Written instruction
Work out how many lines of the listing hold "платежей", then state only that count.

Task input
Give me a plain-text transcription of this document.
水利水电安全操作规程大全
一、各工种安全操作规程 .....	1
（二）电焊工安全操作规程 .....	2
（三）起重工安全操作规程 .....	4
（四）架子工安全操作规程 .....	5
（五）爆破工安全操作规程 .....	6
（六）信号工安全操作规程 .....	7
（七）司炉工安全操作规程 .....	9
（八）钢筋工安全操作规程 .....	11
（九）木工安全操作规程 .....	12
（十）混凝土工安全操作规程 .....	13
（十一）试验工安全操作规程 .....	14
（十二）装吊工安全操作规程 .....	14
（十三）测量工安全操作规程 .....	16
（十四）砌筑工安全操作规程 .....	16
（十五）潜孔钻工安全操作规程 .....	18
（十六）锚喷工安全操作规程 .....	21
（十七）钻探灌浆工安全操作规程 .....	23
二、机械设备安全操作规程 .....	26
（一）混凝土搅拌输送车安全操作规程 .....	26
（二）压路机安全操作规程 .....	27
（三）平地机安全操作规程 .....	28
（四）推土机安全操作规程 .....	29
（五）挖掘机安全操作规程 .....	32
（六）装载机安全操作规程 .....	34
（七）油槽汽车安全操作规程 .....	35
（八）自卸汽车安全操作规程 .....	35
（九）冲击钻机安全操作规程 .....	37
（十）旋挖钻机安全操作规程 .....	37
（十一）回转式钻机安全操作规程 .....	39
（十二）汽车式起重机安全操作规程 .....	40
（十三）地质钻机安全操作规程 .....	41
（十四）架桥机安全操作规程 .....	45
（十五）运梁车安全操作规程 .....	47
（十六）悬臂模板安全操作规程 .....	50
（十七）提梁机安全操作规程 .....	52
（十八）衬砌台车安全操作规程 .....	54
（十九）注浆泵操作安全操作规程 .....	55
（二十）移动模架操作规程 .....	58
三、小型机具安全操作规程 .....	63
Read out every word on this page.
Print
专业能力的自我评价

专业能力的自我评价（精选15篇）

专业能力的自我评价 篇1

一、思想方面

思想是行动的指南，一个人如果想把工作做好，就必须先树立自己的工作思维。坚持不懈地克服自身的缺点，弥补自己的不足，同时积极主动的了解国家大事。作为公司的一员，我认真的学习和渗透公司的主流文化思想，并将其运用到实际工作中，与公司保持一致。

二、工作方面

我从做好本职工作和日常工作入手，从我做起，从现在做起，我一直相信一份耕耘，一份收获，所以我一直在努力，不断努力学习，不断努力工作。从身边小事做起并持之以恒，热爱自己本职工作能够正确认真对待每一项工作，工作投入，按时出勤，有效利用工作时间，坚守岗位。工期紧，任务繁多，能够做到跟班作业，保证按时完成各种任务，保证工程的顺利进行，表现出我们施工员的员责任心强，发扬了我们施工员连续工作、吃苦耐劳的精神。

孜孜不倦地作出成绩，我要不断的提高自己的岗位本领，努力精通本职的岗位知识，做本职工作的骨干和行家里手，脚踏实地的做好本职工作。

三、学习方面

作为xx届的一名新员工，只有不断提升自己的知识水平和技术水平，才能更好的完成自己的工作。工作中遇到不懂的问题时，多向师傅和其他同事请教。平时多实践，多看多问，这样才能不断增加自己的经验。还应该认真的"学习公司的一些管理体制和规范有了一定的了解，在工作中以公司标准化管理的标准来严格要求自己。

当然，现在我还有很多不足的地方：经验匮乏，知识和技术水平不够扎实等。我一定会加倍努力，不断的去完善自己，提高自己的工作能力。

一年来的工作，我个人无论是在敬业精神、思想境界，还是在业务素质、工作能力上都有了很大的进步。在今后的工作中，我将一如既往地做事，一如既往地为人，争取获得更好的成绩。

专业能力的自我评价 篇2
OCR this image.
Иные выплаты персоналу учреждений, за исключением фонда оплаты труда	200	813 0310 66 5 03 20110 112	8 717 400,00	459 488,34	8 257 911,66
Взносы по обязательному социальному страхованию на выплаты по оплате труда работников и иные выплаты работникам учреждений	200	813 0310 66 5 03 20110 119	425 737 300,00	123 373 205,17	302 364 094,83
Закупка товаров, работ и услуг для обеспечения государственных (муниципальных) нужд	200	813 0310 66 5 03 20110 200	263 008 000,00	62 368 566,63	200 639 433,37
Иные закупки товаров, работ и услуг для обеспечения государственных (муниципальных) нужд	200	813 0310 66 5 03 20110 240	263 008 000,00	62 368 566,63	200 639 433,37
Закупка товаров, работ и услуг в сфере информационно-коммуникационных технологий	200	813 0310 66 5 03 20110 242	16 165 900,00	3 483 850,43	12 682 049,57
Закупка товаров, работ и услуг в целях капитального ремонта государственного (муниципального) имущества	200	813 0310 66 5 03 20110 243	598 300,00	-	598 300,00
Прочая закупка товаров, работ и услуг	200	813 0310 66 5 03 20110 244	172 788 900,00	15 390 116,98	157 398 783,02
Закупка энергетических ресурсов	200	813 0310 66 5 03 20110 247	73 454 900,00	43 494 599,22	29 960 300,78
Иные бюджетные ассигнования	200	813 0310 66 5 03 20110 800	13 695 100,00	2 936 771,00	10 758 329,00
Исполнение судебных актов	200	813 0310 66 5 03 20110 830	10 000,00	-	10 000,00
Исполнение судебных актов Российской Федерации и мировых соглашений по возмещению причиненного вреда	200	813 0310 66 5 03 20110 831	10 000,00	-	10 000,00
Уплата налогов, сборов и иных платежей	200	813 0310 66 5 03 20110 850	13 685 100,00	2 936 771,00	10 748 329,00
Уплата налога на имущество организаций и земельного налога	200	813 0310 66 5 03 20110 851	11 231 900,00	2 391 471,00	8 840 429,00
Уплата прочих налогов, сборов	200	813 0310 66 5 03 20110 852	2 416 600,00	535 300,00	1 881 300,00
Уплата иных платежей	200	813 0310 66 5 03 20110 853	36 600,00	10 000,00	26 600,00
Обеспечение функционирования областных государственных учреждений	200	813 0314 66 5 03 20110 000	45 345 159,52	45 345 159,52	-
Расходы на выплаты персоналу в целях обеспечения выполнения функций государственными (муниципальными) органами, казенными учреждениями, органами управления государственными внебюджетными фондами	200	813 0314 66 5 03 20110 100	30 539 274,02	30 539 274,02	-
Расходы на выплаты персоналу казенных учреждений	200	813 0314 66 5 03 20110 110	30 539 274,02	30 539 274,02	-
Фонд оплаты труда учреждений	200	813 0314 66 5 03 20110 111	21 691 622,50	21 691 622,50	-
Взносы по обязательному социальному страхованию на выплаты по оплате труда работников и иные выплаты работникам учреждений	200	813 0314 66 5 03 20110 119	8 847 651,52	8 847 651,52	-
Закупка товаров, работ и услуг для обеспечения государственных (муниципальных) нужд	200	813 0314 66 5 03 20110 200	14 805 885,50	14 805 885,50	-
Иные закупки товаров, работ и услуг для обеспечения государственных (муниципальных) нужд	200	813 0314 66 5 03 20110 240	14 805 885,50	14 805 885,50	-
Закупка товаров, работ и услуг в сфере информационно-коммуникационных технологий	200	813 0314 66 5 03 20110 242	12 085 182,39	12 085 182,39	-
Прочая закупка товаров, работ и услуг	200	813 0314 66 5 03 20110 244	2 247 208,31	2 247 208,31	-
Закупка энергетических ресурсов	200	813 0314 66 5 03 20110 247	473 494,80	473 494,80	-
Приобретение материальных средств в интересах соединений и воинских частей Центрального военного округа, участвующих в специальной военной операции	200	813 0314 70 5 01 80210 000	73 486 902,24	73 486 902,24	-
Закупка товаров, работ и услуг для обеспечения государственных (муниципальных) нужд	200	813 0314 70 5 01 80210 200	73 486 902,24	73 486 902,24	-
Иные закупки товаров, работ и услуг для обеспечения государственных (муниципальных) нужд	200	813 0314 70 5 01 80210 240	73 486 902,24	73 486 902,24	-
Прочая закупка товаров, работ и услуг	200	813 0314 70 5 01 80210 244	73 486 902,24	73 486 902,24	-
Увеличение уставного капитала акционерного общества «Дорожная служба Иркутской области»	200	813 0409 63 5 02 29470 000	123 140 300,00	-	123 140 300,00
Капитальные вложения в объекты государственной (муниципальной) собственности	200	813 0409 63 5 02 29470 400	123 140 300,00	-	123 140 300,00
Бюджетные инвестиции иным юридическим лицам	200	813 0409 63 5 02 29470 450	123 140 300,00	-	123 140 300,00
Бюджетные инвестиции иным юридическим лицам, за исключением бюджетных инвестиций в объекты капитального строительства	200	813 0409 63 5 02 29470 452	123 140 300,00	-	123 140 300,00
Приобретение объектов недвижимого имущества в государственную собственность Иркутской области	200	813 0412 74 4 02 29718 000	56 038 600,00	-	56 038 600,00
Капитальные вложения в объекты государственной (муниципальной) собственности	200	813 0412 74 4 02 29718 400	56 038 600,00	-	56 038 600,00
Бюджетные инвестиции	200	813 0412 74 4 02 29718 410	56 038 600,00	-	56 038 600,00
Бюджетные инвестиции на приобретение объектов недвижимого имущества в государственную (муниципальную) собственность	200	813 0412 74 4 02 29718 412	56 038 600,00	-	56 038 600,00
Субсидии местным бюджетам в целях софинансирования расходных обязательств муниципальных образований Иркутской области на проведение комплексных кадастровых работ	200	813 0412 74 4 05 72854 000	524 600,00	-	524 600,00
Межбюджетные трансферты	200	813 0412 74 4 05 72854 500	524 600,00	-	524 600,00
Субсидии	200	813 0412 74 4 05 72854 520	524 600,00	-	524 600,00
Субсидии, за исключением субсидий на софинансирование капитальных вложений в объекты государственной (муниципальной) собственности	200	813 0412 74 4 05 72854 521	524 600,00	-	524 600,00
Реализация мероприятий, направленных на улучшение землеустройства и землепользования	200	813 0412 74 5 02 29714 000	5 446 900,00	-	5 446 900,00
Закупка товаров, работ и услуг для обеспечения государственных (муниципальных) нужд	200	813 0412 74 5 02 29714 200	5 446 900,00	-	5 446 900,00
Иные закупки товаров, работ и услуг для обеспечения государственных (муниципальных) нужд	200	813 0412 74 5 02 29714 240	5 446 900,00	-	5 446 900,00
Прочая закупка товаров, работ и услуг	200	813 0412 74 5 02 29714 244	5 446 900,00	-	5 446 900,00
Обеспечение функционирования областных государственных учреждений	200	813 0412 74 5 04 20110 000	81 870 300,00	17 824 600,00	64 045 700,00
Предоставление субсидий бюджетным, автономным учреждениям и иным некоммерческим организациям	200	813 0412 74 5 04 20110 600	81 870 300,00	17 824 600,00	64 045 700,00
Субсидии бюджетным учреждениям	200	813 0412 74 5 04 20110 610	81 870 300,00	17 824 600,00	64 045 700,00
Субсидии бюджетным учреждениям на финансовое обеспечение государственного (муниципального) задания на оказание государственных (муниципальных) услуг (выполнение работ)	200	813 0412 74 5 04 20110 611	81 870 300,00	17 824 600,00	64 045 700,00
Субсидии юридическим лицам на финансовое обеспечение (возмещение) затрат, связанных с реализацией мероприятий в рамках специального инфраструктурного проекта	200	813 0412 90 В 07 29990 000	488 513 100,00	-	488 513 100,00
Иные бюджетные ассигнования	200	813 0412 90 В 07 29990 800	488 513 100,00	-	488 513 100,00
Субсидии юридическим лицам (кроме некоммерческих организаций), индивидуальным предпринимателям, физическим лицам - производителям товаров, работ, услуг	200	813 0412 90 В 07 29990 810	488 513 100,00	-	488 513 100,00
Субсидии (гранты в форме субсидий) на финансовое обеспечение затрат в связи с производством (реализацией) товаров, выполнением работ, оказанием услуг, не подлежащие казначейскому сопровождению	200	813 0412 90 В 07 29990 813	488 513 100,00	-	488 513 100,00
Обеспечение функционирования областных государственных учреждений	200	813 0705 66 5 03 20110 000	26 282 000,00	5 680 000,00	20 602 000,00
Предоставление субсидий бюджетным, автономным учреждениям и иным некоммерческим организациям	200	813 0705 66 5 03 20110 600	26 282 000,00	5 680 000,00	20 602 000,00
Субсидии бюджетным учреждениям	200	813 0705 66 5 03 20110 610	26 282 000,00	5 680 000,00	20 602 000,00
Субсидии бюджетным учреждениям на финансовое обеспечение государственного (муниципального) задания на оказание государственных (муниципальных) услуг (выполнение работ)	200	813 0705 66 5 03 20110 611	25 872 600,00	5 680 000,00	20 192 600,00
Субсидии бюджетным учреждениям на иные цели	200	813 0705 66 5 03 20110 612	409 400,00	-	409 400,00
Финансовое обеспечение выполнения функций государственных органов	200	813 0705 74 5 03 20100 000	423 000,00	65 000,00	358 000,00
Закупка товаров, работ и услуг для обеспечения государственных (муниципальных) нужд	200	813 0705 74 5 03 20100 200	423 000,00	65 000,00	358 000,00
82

Response for this exercise
2